● Data provided:
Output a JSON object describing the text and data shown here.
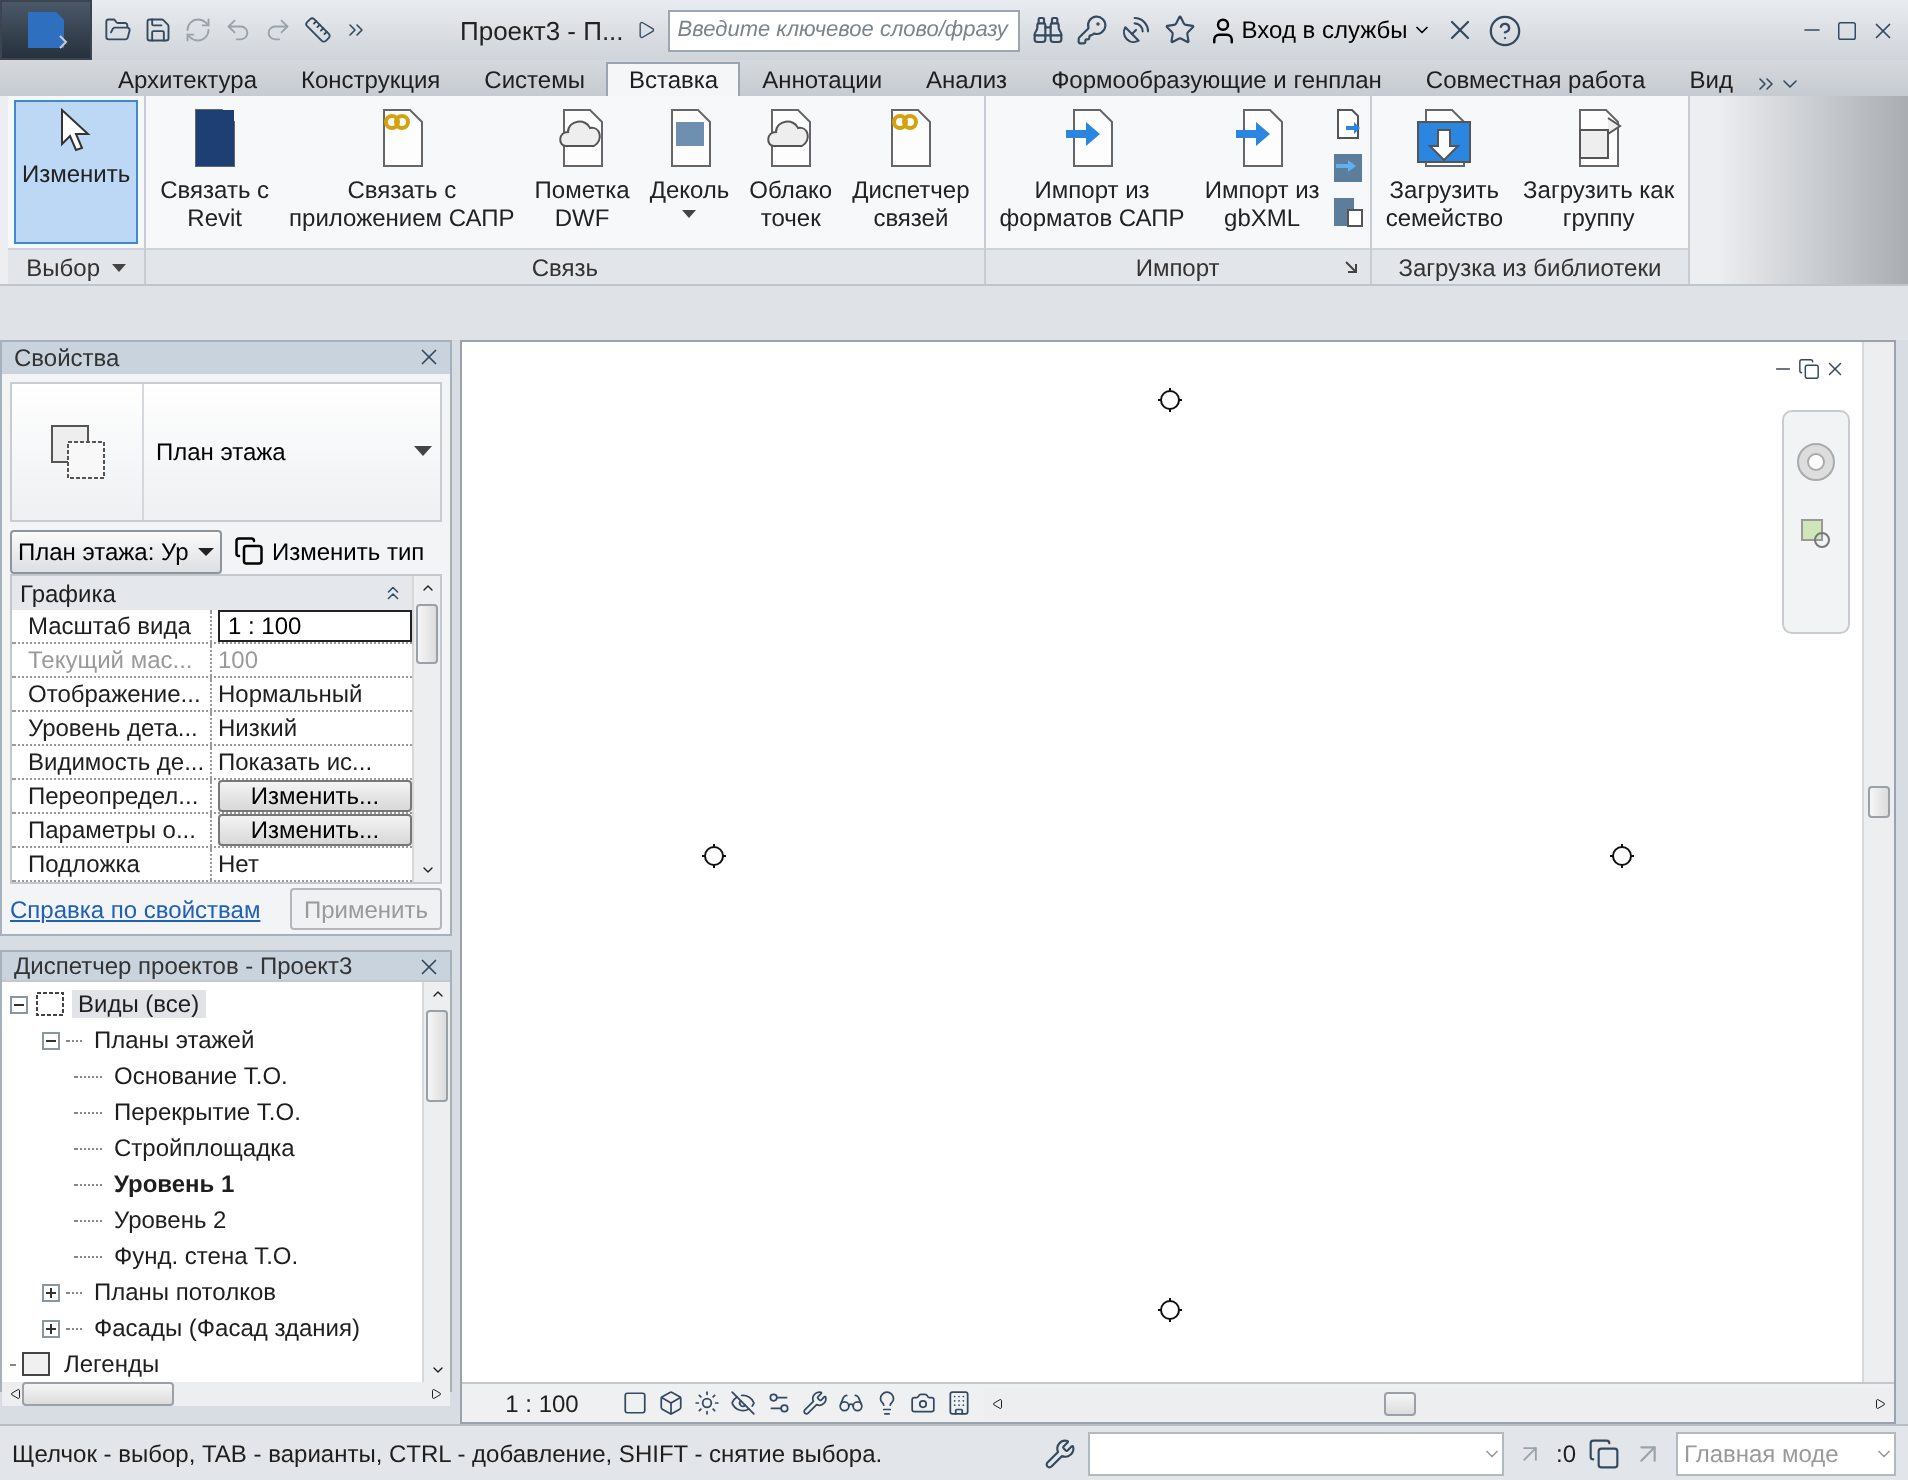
{
  "title_bar": {
    "title": "Проект3 - П...",
    "search": {
      "placeholder": "Введите ключевое слово/фразу"
    },
    "sign_in": "Вход в службы"
  },
  "ribbon_tabs": [
    {
      "label": "Архитектура",
      "selected": false
    },
    {
      "label": "Конструкция",
      "selected": false
    },
    {
      "label": "Системы",
      "selected": false
    },
    {
      "label": "Вставка",
      "selected": true
    },
    {
      "label": "Аннотации",
      "selected": false
    },
    {
      "label": "Анализ",
      "selected": false
    },
    {
      "label": "Формообразующие и генплан",
      "selected": false
    },
    {
      "label": "Совместная работа",
      "selected": false
    },
    {
      "label": "Вид",
      "selected": false
    }
  ],
  "ribbon_panels": [
    {
      "label": "Выбор",
      "menu": true,
      "launcher": false,
      "buttons": [
        {
          "label": "Изменить",
          "active": true,
          "dropdown": false
        }
      ]
    },
    {
      "label": "Связь",
      "menu": false,
      "launcher": false,
      "buttons": [
        {
          "label": "Связать с\nRevit",
          "active": false,
          "dropdown": false
        },
        {
          "label": "Связать с\nприложением САПР",
          "active": false,
          "dropdown": false
        },
        {
          "label": "Пометка\nDWF",
          "active": false,
          "dropdown": false
        },
        {
          "label": "Деколь",
          "active": false,
          "dropdown": true
        },
        {
          "label": "Облако\nточек",
          "active": false,
          "dropdown": false
        },
        {
          "label": "Диспетчер\nсвязей",
          "active": false,
          "dropdown": false
        }
      ]
    },
    {
      "label": "Импорт",
      "menu": false,
      "launcher": true,
      "buttons": [
        {
          "label": "Импорт из\nформатов САПР",
          "active": false,
          "dropdown": false
        },
        {
          "label": "Импорт из\ngbXML",
          "active": false,
          "dropdown": false
        }
      ]
    },
    {
      "label": "Загрузка из библиотеки",
      "menu": false,
      "launcher": false,
      "buttons": [
        {
          "label": "Загрузить\nсемейство",
          "active": false,
          "dropdown": false
        },
        {
          "label": "Загрузить как\nгруппу",
          "active": false,
          "dropdown": false
        }
      ]
    }
  ],
  "properties": {
    "title": "Свойства",
    "type_name": "План этажа",
    "instance_filter": "План этажа: Ур",
    "edit_type": "Изменить тип",
    "group": "Графика",
    "rows": [
      {
        "name": "Масштаб вида",
        "value": "1 : 100",
        "kind": "input",
        "disabled": false
      },
      {
        "name": "Текущий мас...",
        "value": "100",
        "kind": "text",
        "disabled": true
      },
      {
        "name": "Отображение...",
        "value": "Нормальный",
        "kind": "text",
        "disabled": false
      },
      {
        "name": "Уровень дета...",
        "value": "Низкий",
        "kind": "text",
        "disabled": false
      },
      {
        "name": "Видимость де...",
        "value": "Показать ис...",
        "kind": "text",
        "disabled": false
      },
      {
        "name": "Переопредел...",
        "value": "Изменить...",
        "kind": "button",
        "disabled": false
      },
      {
        "name": "Параметры о...",
        "value": "Изменить...",
        "kind": "button",
        "disabled": false
      },
      {
        "name": "Подложка",
        "value": "Нет",
        "kind": "text",
        "disabled": false
      }
    ],
    "help_link": "Справка по свойствам",
    "apply": {
      "label": "Применить",
      "disabled": true
    }
  },
  "project_browser": {
    "title": "Диспетчер проектов - Проект3",
    "tree": [
      {
        "label": "Виды (все)",
        "expanded": true,
        "selected": true,
        "active": false,
        "children": [
          {
            "label": "Планы этажей",
            "expanded": true,
            "selected": false,
            "active": false,
            "children": [
              {
                "label": "Основание Т.О.",
                "selected": false,
                "active": false
              },
              {
                "label": "Перекрытие Т.О.",
                "selected": false,
                "active": false
              },
              {
                "label": "Стройплощадка",
                "selected": false,
                "active": false
              },
              {
                "label": "Уровень 1",
                "selected": false,
                "active": true
              },
              {
                "label": "Уровень 2",
                "selected": false,
                "active": false
              },
              {
                "label": "Фунд. стена Т.О.",
                "selected": false,
                "active": false
              }
            ]
          },
          {
            "label": "Планы потолков",
            "expanded": false,
            "selected": false,
            "active": false
          },
          {
            "label": "Фасады (Фасад здания)",
            "expanded": false,
            "selected": false,
            "active": false
          }
        ]
      },
      {
        "label": "Легенды",
        "selected": false,
        "active": false
      }
    ]
  },
  "view_bar": {
    "scale": "1 : 100"
  },
  "status_bar": {
    "hint": "Щелчок - выбор, TAB - варианты, CTRL - добавление, SHIFT - снятие выбора.",
    "selection_count": ":0",
    "workset": {
      "value": "Главная моде",
      "disabled": true
    }
  }
}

● To be done:
Find every line of the data that holds the string "true", then say how many there are and nothing else.

● Output for this task:
12